(Records that describe figures)
────────

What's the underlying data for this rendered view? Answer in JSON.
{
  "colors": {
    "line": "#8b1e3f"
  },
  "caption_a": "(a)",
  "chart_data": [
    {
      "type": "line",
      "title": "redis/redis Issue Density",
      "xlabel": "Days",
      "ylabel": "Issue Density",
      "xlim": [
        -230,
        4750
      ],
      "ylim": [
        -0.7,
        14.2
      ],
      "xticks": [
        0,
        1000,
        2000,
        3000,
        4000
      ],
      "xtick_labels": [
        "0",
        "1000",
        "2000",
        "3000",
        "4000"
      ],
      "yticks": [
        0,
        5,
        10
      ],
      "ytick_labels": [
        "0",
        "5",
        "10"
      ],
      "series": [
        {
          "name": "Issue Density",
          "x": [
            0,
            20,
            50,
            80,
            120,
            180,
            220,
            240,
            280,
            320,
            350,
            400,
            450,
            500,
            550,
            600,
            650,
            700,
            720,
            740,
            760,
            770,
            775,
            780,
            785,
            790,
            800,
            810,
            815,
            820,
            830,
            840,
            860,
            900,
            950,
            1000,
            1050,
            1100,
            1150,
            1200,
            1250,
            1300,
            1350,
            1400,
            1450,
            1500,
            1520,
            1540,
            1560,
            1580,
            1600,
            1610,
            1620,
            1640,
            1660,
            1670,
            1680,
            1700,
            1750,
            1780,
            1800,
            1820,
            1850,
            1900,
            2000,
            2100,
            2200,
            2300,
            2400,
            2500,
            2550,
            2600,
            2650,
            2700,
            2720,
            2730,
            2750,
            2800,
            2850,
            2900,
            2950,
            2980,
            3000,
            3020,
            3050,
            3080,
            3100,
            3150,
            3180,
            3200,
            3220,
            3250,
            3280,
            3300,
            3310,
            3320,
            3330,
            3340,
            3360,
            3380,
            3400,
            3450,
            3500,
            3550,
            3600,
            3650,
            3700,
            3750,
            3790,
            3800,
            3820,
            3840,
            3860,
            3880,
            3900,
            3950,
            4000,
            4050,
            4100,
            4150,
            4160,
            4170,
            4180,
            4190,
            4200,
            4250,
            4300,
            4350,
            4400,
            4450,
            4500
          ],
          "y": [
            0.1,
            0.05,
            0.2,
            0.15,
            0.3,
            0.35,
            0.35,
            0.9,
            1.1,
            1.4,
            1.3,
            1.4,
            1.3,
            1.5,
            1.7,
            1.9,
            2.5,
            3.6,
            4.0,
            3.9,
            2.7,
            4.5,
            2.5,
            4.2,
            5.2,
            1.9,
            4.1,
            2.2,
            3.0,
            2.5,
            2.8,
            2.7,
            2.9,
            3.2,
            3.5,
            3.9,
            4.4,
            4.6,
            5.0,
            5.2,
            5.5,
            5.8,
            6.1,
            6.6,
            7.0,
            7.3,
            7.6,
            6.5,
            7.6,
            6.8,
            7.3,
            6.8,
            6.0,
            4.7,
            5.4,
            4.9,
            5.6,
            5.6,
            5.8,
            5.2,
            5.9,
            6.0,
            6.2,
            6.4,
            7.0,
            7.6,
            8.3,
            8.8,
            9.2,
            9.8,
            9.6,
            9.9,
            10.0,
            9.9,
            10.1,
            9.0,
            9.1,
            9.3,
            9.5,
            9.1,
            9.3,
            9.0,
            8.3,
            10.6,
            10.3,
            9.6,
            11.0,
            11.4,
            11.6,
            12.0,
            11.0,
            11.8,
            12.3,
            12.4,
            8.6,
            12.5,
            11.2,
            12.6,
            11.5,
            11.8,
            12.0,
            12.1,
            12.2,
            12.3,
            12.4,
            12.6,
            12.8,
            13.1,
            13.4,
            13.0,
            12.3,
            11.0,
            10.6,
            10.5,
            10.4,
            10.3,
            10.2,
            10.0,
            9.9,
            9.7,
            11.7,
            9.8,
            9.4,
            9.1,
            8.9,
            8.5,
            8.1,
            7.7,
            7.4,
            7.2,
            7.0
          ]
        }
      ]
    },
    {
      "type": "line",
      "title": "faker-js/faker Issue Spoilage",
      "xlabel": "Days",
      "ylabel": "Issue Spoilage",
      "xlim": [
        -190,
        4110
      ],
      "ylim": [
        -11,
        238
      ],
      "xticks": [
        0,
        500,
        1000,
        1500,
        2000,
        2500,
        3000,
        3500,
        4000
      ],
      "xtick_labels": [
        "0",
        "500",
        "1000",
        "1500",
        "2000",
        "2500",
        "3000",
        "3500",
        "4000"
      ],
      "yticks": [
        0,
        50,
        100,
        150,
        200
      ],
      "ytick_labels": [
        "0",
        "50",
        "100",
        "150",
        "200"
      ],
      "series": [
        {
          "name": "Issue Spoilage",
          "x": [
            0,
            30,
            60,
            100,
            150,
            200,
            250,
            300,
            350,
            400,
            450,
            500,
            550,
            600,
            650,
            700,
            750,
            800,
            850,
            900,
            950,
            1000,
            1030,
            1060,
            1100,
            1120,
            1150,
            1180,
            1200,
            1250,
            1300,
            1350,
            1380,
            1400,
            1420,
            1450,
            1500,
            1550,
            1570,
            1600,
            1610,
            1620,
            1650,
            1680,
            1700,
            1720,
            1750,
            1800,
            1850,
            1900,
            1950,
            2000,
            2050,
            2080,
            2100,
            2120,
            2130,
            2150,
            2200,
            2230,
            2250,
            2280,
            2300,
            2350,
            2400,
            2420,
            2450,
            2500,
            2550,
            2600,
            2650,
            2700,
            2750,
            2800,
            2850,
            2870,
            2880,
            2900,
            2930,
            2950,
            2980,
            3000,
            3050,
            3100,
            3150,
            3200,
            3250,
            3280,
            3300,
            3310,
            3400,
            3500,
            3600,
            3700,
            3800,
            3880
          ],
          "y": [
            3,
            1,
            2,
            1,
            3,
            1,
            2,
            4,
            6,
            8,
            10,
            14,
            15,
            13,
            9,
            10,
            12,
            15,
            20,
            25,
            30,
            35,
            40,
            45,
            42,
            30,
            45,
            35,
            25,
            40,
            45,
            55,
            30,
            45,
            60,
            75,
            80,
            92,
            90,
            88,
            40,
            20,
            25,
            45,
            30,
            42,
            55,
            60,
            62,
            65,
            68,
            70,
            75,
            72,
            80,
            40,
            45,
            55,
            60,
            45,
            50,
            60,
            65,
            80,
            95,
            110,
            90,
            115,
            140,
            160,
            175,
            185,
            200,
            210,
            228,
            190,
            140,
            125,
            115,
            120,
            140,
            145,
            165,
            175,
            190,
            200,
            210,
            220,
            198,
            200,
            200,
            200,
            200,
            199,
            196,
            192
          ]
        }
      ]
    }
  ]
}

────────

• To do:
In the lines above, find each one with "Density" and list it.

• Result for this task:
      "title": "redis/redis Issue Density",
      "ylabel": "Issue Density",
          "name": "Issue Density",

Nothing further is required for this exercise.